**REQUEST:**
Gather each line of the records where "nValve" appears.

**GIVEN INFORMATION:**

=-=-=-=-=

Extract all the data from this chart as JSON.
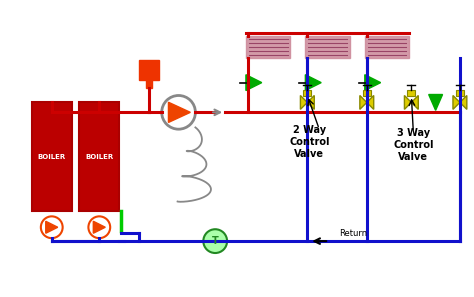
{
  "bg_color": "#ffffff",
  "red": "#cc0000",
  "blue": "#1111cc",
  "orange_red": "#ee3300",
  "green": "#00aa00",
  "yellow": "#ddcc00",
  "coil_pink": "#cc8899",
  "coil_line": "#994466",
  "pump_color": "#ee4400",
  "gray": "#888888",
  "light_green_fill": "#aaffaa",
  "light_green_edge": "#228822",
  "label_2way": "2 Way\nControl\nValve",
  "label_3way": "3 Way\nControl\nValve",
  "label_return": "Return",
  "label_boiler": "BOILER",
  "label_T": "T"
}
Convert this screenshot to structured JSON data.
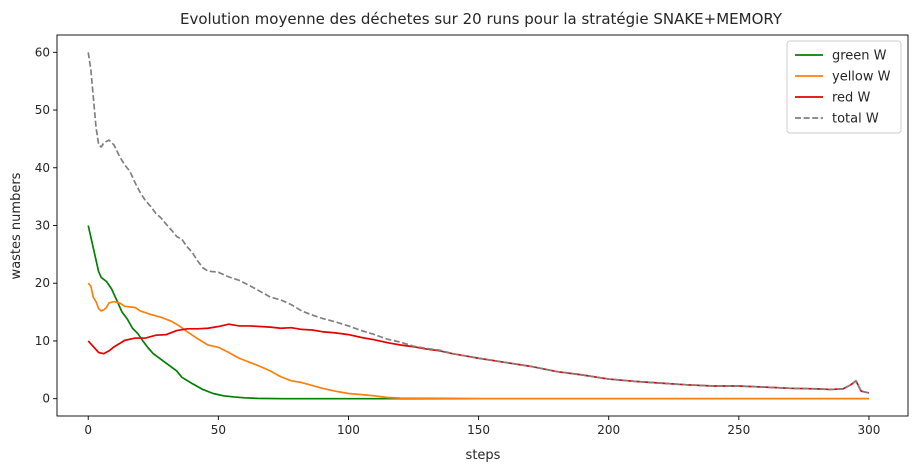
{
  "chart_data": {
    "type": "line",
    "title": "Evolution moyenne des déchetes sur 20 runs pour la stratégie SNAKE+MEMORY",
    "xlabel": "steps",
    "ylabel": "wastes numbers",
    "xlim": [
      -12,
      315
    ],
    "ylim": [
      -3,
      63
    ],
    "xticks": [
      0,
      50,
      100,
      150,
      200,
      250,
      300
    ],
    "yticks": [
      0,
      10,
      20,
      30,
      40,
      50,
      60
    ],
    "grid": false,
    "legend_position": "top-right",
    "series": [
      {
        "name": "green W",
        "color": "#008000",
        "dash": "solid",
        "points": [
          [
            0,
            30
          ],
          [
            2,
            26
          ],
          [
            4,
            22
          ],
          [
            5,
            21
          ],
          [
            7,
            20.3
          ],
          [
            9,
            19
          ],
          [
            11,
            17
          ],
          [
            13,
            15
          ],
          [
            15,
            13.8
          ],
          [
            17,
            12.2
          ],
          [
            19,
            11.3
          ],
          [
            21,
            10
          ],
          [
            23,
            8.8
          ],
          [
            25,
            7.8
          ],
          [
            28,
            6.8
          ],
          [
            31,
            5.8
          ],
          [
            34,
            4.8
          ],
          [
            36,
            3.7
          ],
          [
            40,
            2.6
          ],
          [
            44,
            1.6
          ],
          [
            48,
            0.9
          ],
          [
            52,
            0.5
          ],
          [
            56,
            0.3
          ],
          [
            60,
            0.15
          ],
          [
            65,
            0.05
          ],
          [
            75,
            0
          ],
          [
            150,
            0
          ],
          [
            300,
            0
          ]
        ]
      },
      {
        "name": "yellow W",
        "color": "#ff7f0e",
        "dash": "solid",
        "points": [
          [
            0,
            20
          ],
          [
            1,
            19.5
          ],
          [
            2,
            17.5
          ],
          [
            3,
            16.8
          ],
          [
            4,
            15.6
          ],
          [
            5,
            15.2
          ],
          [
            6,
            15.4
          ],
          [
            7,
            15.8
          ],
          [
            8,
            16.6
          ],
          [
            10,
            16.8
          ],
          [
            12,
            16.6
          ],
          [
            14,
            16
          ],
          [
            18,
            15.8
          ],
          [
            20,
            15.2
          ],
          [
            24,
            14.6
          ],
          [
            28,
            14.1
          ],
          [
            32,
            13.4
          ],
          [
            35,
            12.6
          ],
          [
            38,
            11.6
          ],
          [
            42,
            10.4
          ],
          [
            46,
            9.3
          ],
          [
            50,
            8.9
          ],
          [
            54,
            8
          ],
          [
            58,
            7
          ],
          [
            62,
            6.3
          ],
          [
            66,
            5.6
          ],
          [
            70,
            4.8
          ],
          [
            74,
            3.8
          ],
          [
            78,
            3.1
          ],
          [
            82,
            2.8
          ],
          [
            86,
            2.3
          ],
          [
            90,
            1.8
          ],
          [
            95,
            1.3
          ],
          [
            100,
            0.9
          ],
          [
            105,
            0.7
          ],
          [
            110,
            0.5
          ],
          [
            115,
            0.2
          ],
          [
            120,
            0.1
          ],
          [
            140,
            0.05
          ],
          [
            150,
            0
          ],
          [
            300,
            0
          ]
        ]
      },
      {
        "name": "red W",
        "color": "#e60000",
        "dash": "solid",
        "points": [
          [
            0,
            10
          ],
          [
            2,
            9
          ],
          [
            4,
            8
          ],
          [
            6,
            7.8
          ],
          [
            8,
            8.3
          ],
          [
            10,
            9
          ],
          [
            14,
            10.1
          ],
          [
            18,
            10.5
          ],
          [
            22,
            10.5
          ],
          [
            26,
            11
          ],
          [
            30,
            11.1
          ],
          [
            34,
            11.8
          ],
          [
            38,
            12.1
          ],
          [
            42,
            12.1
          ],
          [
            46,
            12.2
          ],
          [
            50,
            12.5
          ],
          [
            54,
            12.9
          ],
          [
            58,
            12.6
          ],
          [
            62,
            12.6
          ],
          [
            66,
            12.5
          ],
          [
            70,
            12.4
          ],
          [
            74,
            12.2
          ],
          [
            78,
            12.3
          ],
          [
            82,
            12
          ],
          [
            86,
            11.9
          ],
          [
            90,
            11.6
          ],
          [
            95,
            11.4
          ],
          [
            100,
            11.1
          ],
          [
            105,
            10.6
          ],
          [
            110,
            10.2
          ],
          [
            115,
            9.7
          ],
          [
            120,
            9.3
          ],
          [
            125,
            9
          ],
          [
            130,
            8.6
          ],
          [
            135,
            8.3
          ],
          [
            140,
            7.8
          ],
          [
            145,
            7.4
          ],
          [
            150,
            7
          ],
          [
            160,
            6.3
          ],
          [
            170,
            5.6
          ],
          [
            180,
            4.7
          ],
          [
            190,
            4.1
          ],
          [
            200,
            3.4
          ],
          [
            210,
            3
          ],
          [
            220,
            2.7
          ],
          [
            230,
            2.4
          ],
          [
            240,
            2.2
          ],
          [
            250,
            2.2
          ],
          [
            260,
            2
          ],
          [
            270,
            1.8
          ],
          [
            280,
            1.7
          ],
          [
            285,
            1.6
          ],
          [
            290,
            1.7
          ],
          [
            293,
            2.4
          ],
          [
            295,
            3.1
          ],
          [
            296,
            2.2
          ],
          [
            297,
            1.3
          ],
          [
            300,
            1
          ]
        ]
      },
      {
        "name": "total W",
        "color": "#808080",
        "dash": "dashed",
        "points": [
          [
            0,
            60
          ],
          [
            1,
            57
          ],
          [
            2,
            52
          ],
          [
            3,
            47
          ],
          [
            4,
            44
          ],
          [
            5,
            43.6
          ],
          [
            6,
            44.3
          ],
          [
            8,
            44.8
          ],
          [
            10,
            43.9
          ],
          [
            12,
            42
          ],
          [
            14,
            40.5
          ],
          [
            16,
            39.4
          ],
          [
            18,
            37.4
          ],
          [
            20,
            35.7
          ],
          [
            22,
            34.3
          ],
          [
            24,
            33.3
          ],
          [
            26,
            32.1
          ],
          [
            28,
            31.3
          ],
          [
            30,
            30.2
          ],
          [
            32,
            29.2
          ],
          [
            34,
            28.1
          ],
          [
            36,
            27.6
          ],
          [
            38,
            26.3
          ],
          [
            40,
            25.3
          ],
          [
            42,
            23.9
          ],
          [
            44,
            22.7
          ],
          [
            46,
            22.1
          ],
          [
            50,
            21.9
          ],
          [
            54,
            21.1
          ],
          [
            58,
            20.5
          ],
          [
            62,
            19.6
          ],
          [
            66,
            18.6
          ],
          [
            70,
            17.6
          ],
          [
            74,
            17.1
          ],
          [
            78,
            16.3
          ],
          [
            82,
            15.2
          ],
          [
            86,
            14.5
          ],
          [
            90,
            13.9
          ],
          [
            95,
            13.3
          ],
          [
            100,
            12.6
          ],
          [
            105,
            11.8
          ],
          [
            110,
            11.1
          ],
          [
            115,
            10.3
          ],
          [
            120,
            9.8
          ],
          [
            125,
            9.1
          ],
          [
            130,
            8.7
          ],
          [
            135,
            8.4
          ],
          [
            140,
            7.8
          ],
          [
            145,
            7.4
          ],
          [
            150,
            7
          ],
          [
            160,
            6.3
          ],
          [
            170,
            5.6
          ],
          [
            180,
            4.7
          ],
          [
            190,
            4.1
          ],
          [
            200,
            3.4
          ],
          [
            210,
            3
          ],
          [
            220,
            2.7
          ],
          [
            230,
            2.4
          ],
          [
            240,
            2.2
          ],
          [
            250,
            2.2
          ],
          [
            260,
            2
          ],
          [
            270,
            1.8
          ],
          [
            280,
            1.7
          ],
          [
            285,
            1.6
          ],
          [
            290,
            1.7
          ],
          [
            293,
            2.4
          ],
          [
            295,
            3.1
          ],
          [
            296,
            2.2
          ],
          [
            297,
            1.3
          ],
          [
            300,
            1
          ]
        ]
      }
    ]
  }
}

=-=-=-=-=

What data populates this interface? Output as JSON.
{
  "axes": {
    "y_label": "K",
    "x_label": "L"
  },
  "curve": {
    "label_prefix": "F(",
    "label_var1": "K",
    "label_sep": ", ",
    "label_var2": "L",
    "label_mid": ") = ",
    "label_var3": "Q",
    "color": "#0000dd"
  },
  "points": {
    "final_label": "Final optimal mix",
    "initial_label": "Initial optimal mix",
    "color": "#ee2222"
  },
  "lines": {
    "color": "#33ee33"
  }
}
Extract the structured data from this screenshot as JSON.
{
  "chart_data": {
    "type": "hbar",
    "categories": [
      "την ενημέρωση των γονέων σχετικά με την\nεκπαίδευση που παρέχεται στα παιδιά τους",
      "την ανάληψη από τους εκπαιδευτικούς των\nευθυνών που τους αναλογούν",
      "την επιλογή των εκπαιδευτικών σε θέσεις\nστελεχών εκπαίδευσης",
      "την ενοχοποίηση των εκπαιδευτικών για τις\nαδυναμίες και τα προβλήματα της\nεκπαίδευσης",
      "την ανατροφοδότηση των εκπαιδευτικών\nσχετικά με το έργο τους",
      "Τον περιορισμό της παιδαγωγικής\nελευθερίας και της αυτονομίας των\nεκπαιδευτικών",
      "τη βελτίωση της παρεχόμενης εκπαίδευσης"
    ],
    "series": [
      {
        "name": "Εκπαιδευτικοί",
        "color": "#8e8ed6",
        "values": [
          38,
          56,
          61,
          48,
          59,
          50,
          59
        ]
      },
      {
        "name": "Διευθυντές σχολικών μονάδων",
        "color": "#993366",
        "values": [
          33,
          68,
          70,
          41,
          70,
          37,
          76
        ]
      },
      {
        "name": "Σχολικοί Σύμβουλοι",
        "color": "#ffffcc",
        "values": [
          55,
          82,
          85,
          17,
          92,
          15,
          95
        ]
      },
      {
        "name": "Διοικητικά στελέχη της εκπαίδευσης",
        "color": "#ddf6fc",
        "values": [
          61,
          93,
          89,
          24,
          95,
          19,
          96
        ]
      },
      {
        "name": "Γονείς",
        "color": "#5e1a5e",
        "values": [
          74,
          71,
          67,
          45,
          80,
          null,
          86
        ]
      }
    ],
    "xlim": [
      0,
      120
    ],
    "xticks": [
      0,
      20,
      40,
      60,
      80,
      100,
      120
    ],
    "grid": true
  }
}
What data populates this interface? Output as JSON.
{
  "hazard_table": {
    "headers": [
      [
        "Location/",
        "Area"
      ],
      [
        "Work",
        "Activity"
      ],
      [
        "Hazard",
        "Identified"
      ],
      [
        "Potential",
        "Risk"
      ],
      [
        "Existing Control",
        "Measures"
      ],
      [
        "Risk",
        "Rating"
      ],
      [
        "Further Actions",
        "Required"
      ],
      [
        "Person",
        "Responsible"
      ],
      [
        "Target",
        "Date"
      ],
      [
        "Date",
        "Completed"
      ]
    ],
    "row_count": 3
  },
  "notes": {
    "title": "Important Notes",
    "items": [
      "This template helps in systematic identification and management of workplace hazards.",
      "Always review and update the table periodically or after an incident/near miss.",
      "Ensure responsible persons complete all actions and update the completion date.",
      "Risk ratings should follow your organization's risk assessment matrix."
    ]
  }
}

=-=-=-=-=

**RESPONSE TO THE EXERCISE:**
  "label_2way": "2 Way\nControl\nValve",
  "label_3way": "3 Way\nControl\nValve",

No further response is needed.